(Items from a data source)
· · · · ·
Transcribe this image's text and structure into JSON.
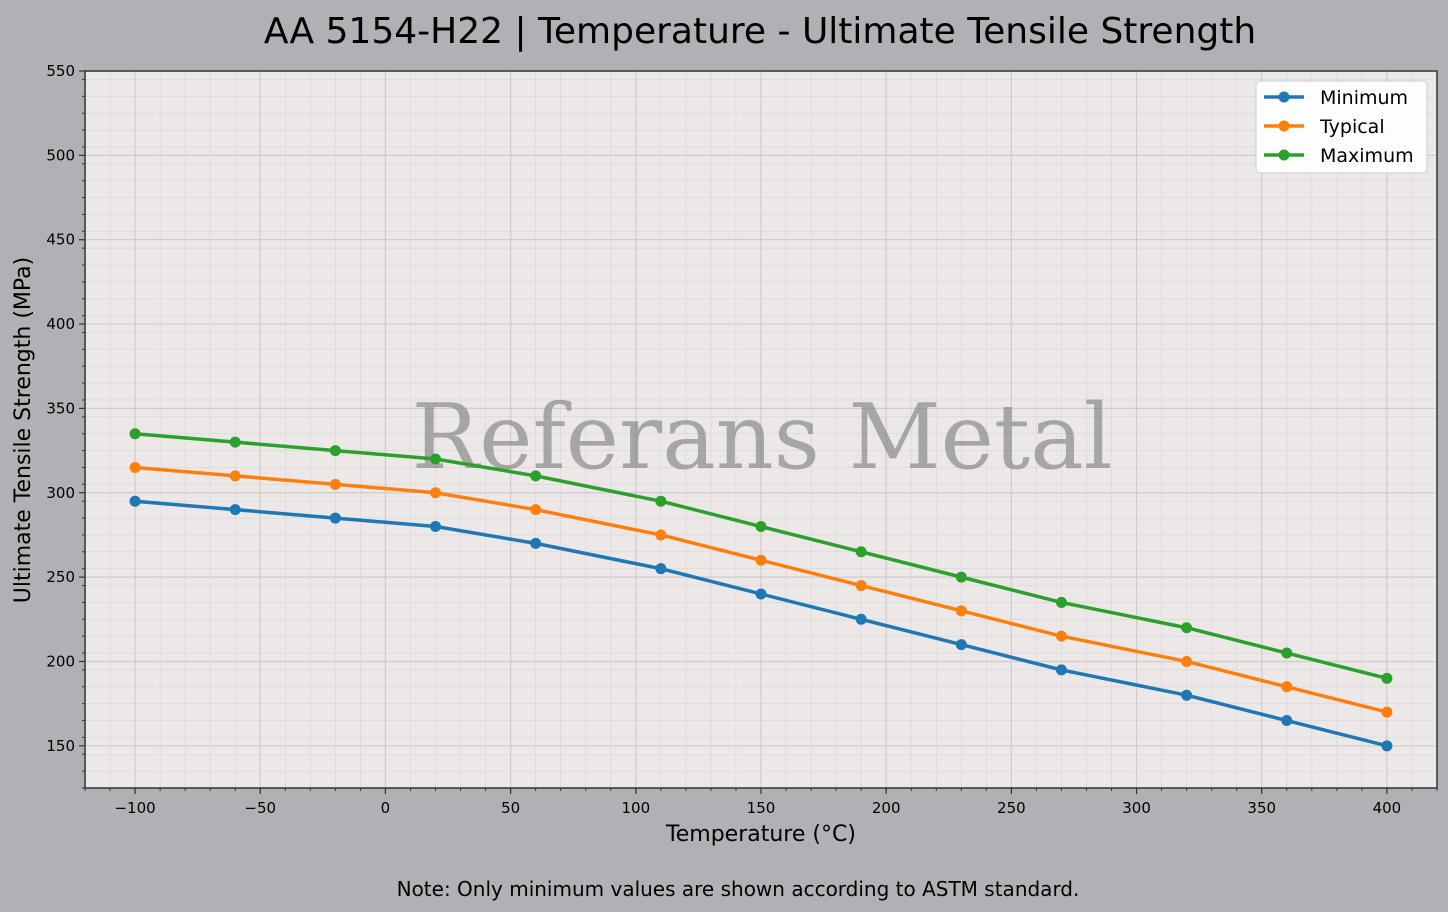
{
  "chart_data": {
    "type": "line",
    "title": "AA 5154-H22 | Temperature - Ultimate Tensile Strength",
    "xlabel": "Temperature (°C)",
    "ylabel": "Ultimate Tensile Strength (MPa)",
    "xlim": [
      -120,
      420
    ],
    "ylim": [
      125,
      550
    ],
    "xticks": [
      -100,
      -50,
      0,
      50,
      100,
      150,
      200,
      250,
      300,
      350,
      400
    ],
    "yticks": [
      150,
      200,
      250,
      300,
      350,
      400,
      450,
      500,
      550
    ],
    "grid": true,
    "legend_position": "top-right",
    "x": [
      -100,
      -60,
      -20,
      20,
      60,
      110,
      150,
      190,
      230,
      270,
      320,
      360,
      400
    ],
    "series": [
      {
        "name": "Minimum",
        "color": "#1f77b4",
        "values": [
          295,
          290,
          285,
          280,
          270,
          255,
          240,
          225,
          210,
          195,
          180,
          165,
          150
        ]
      },
      {
        "name": "Typical",
        "color": "#ff7f0e",
        "values": [
          315,
          310,
          305,
          300,
          290,
          275,
          260,
          245,
          230,
          215,
          200,
          185,
          170
        ]
      },
      {
        "name": "Maximum",
        "color": "#2ca02c",
        "values": [
          335,
          330,
          325,
          320,
          310,
          295,
          280,
          265,
          250,
          235,
          220,
          205,
          190
        ]
      }
    ]
  },
  "watermark": "Referans Metal",
  "note": "Note: Only minimum values are shown according to ASTM standard.",
  "colors": {
    "figure_background": "#b1b0b5",
    "plot_background": "#ebe8e7"
  }
}
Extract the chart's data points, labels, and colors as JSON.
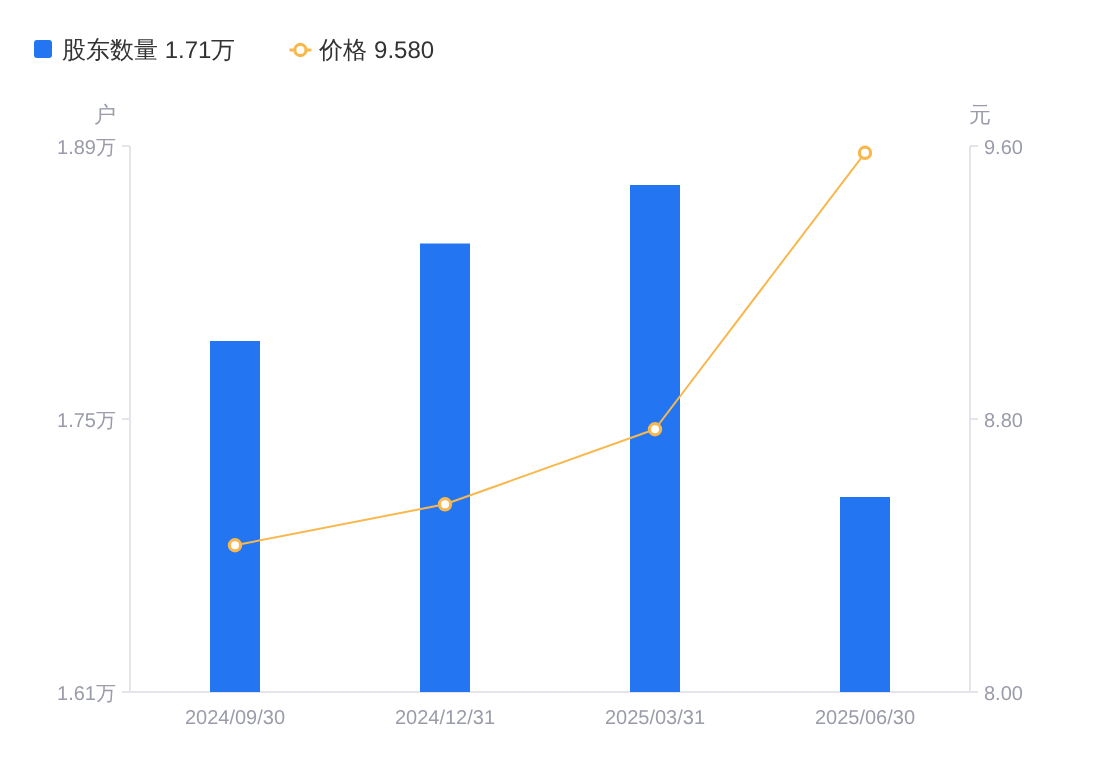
{
  "chart_data": {
    "type": "bar",
    "ylabel": "户",
    "y2label": "元",
    "categories": [
      "2024/09/30",
      "2024/12/31",
      "2025/03/31",
      "2025/06/30"
    ],
    "series": [
      {
        "name": "股东数量 1.71万",
        "color": "#2475f2",
        "values": [
          1.79,
          1.84,
          1.87,
          1.71
        ]
      },
      {
        "name": "价格 9.580",
        "color": "#f8b84e",
        "type": "line",
        "axis": "y2",
        "marker": "circle",
        "values": [
          8.43,
          8.55,
          8.77,
          9.58
        ]
      }
    ],
    "ylim": [
      1.61,
      1.89
    ],
    "yticks": [
      {
        "value": 1.61,
        "label": "1.61万"
      },
      {
        "value": 1.75,
        "label": "1.75万"
      },
      {
        "value": 1.89,
        "label": "1.89万"
      }
    ],
    "y2lim": [
      8.0,
      9.6
    ],
    "y2ticks": [
      {
        "value": 8.0,
        "label": "8.00"
      },
      {
        "value": 8.8,
        "label": "8.80"
      },
      {
        "value": 9.6,
        "label": "9.60"
      }
    ],
    "grid": false,
    "legend": "top left"
  }
}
· · · · ·
• **Given instruction**
Copy out all of the data word for word. Do not carry over any picture.

• **Response to the exercise**
Transcribe this image's text and structure into JSON.
{
  "chart_data": {
    "type": "line",
    "title": "AA 5154-H22 | Temperature - Ultimate Tensile Strength",
    "xlabel": "Temperature (°C)",
    "ylabel": "Ultimate Tensile Strength (MPa)",
    "xlim": [
      -120,
      420
    ],
    "ylim": [
      125,
      550
    ],
    "xticks": [
      -100,
      -50,
      0,
      50,
      100,
      150,
      200,
      250,
      300,
      350,
      400
    ],
    "yticks": [
      150,
      200,
      250,
      300,
      350,
      400,
      450,
      500,
      550
    ],
    "grid": true,
    "legend_position": "top-right",
    "x": [
      -100,
      -60,
      -20,
      20,
      60,
      110,
      150,
      190,
      230,
      270,
      320,
      360,
      400
    ],
    "series": [
      {
        "name": "Minimum",
        "color": "#1f77b4",
        "values": [
          295,
          290,
          285,
          280,
          270,
          255,
          240,
          225,
          210,
          195,
          180,
          165,
          150
        ]
      },
      {
        "name": "Typical",
        "color": "#ff7f0e",
        "values": [
          315,
          310,
          305,
          300,
          290,
          275,
          260,
          245,
          230,
          215,
          200,
          185,
          170
        ]
      },
      {
        "name": "Maximum",
        "color": "#2ca02c",
        "values": [
          335,
          330,
          325,
          320,
          310,
          295,
          280,
          265,
          250,
          235,
          220,
          205,
          190
        ]
      }
    ]
  },
  "watermark": "Referans Metal",
  "note": "Note: Only minimum values are shown according to ASTM standard.",
  "colors": {
    "figure_background": "#b1b0b5",
    "plot_background": "#ebe8e7"
  }
}
Extract the chart's data points, labels, and colors as JSON.
{
  "chart_data": {
    "type": "bar",
    "ylabel": "户",
    "y2label": "元",
    "categories": [
      "2024/09/30",
      "2024/12/31",
      "2025/03/31",
      "2025/06/30"
    ],
    "series": [
      {
        "name": "股东数量 1.71万",
        "color": "#2475f2",
        "values": [
          1.79,
          1.84,
          1.87,
          1.71
        ]
      },
      {
        "name": "价格 9.580",
        "color": "#f8b84e",
        "type": "line",
        "axis": "y2",
        "marker": "circle",
        "values": [
          8.43,
          8.55,
          8.77,
          9.58
        ]
      }
    ],
    "ylim": [
      1.61,
      1.89
    ],
    "yticks": [
      {
        "value": 1.61,
        "label": "1.61万"
      },
      {
        "value": 1.75,
        "label": "1.75万"
      },
      {
        "value": 1.89,
        "label": "1.89万"
      }
    ],
    "y2lim": [
      8.0,
      9.6
    ],
    "y2ticks": [
      {
        "value": 8.0,
        "label": "8.00"
      },
      {
        "value": 8.8,
        "label": "8.80"
      },
      {
        "value": 9.6,
        "label": "9.60"
      }
    ],
    "grid": false,
    "legend": "top left"
  }
}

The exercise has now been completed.